**Data for this exercise**.
-.-.-

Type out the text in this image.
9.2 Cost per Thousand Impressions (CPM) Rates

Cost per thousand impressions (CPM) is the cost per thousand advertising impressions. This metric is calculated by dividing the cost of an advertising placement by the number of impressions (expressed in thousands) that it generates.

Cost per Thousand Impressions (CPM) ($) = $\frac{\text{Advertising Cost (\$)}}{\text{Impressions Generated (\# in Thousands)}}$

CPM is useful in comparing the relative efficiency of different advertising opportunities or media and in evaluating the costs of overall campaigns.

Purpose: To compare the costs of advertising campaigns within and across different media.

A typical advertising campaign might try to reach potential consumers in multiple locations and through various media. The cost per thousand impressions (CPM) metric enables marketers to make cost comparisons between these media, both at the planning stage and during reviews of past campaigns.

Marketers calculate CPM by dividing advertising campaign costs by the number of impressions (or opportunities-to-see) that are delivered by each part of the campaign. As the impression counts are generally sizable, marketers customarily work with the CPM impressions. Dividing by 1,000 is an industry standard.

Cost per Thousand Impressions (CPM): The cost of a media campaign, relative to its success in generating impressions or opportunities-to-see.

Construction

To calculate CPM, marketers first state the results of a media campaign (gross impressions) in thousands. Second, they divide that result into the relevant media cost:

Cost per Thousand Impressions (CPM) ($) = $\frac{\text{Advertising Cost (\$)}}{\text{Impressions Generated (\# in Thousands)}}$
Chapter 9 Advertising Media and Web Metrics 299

-.-.-

**Stated task**. Using the entries above, return each line that includes the word "campaigns".

**The solution**.
CPM is useful in comparing the relative efficiency of different advertising opportunities or media and in evaluating the costs of overall campaigns.
Purpose: To compare the costs of advertising campaigns within and across different media.
A typical advertising campaign might try to reach potential consumers in multiple locations and through various media. The cost per thousand impressions (CPM) metric enables marketers to make cost comparisons between these media, both at the planning stage and during reviews of past campaigns.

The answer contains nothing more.